■ STATED EXERCISE ■
The entries below should be quoted exactly, with no pictures carried over.

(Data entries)
┄┄┄┄┄┄
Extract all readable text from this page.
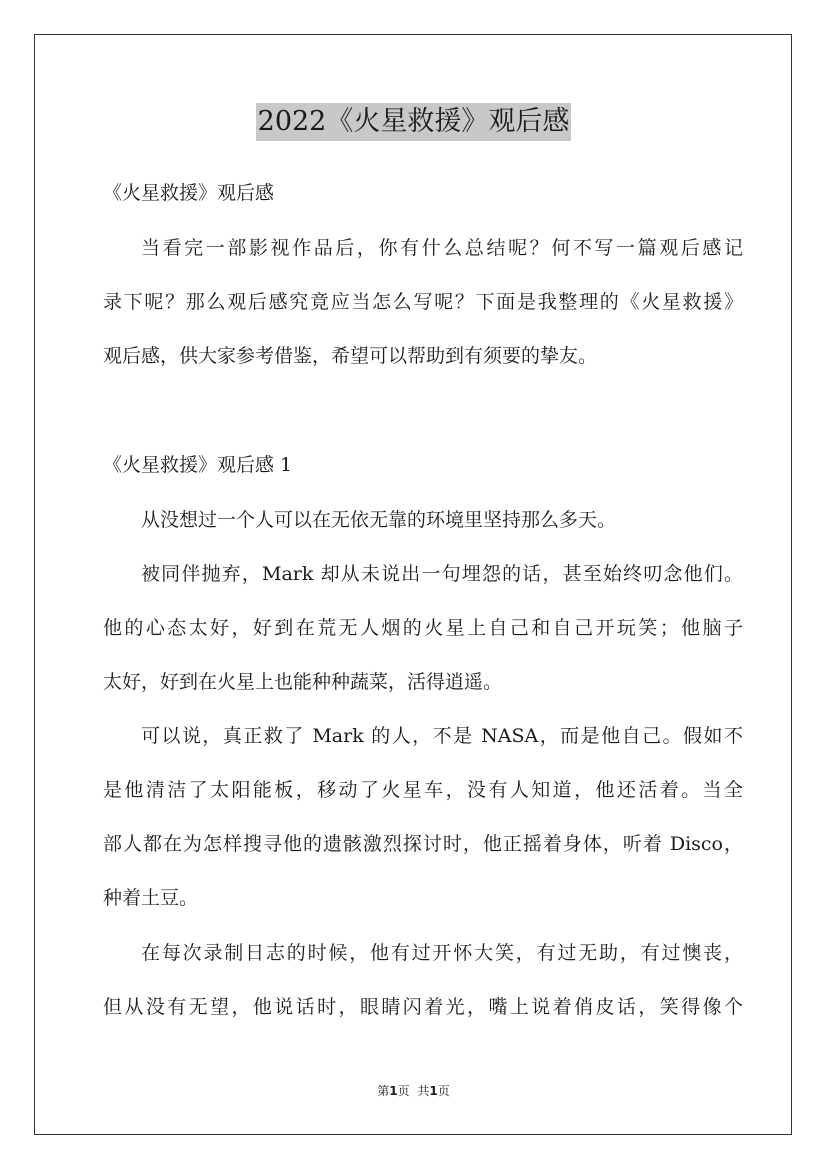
2022《火星救援》观后感
《火星救援》观后感
当看完一部影视作品后，你有什么总结呢？何不写一篇观后感记
录下呢？那么观后感究竟应当怎么写呢？下面是我整理的《火星救援》
观后感，供大家参考借鉴，希望可以帮助到有须要的挚友。
《火星救援》观后感 1
从没想过一个人可以在无依无靠的环境里坚持那么多天。
被同伴抛弃，Mark 却从未说出一句埋怨的话，甚至始终叨念他们。
他的心态太好，好到在荒无人烟的火星上自己和自己开玩笑；他脑子
太好，好到在火星上也能种种蔬菜，活得逍遥。
可以说，真正救了 Mark 的人，不是 NASA，而是他自己。假如不
是他清洁了太阳能板，移动了火星车，没有人知道，他还活着。当全
部人都在为怎样搜寻他的遗骸激烈探讨时，他正摇着身体，听着 Disco，
种着土豆。
在每次录制日志的时候，他有过开怀大笑，有过无助，有过懊丧，
但从没有无望，他说话时，眼睛闪着光，嘴上说着俏皮话，笑得像个
第1页 共1页
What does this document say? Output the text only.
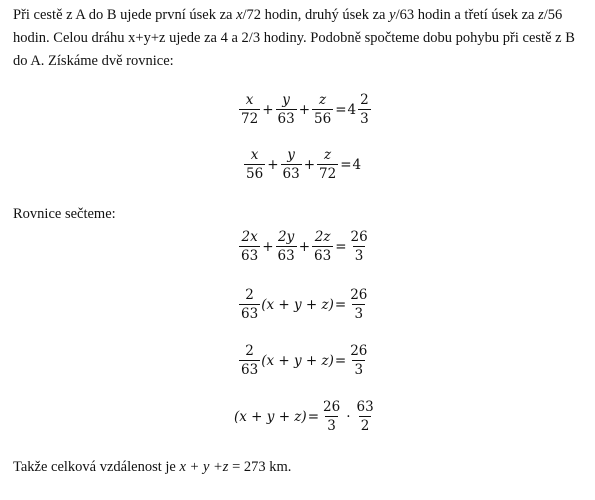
Při cestě z A do B ujede první úsek za x/72 hodin, druhý úsek za y/63 hodin a třetí úsek za z/56 hodin. Celou dráhu x+y+z ujede za 4 a 2/3 hodiny. Podobně spočteme dobu pohybu při cestě z B do A. Získáme dvě rovnice:

$\frac{x}{72} + \frac{y}{63} + \frac{z}{56} = 4 \frac{2}{3}$
$\frac{x}{56} + \frac{y}{63} + \frac{z}{72} = 4$

Rovnice sečteme:

$\frac{2x}{63} + \frac{2y}{63} + \frac{2z}{63} = \frac{26}{3}$
$\frac{2}{63} (x + y + z) = \frac{26}{3}$
$\frac{2}{63} (x + y + z) = \frac{26}{3}$
$(x + y + z) = \frac{26}{3} \cdot \frac{63}{2}$

Takže celková vzdálenost je x + y +z = 273 km.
┄┄┄┄┄┄
■ TASK RESPONSE ■
Extract all readable text from this page.
2022《火星救援》观后感
《火星救援》观后感
当看完一部影视作品后，你有什么总结呢？何不写一篇观后感记
录下呢？那么观后感究竟应当怎么写呢？下面是我整理的《火星救援》
观后感，供大家参考借鉴，希望可以帮助到有须要的挚友。
《火星救援》观后感 1
从没想过一个人可以在无依无靠的环境里坚持那么多天。
被同伴抛弃，Mark 却从未说出一句埋怨的话，甚至始终叨念他们。
他的心态太好，好到在荒无人烟的火星上自己和自己开玩笑；他脑子
太好，好到在火星上也能种种蔬菜，活得逍遥。
可以说，真正救了 Mark 的人，不是 NASA，而是他自己。假如不
是他清洁了太阳能板，移动了火星车，没有人知道，他还活着。当全
部人都在为怎样搜寻他的遗骸激烈探讨时，他正摇着身体，听着 Disco，
种着土豆。
在每次录制日志的时候，他有过开怀大笑，有过无助，有过懊丧，
但从没有无望，他说话时，眼睛闪着光，嘴上说着俏皮话，笑得像个
第1页 共1页
What does this document say? Output the text only.
Při cestě z A do B ujede první úsek za x/72 hodin, druhý úsek za y/63 hodin a třetí úsek za z/56 hodin. Celou dráhu x+y+z ujede za 4 a 2/3 hodiny. Podobně spočteme dobu pohybu při cestě z B do A. Získáme dvě rovnice:

$\frac{x}{72} + \frac{y}{63} + \frac{z}{56} = 4 \frac{2}{3}$
$\frac{x}{56} + \frac{y}{63} + \frac{z}{72} = 4$

Rovnice sečteme:

$\frac{2x}{63} + \frac{2y}{63} + \frac{2z}{63} = \frac{26}{3}$
$\frac{2}{63} (x + y + z) = \frac{26}{3}$
$\frac{2}{63} (x + y + z) = \frac{26}{3}$
$(x + y + z) = \frac{26}{3} \cdot \frac{63}{2}$

Takže celková vzdálenost je x + y +z = 273 km.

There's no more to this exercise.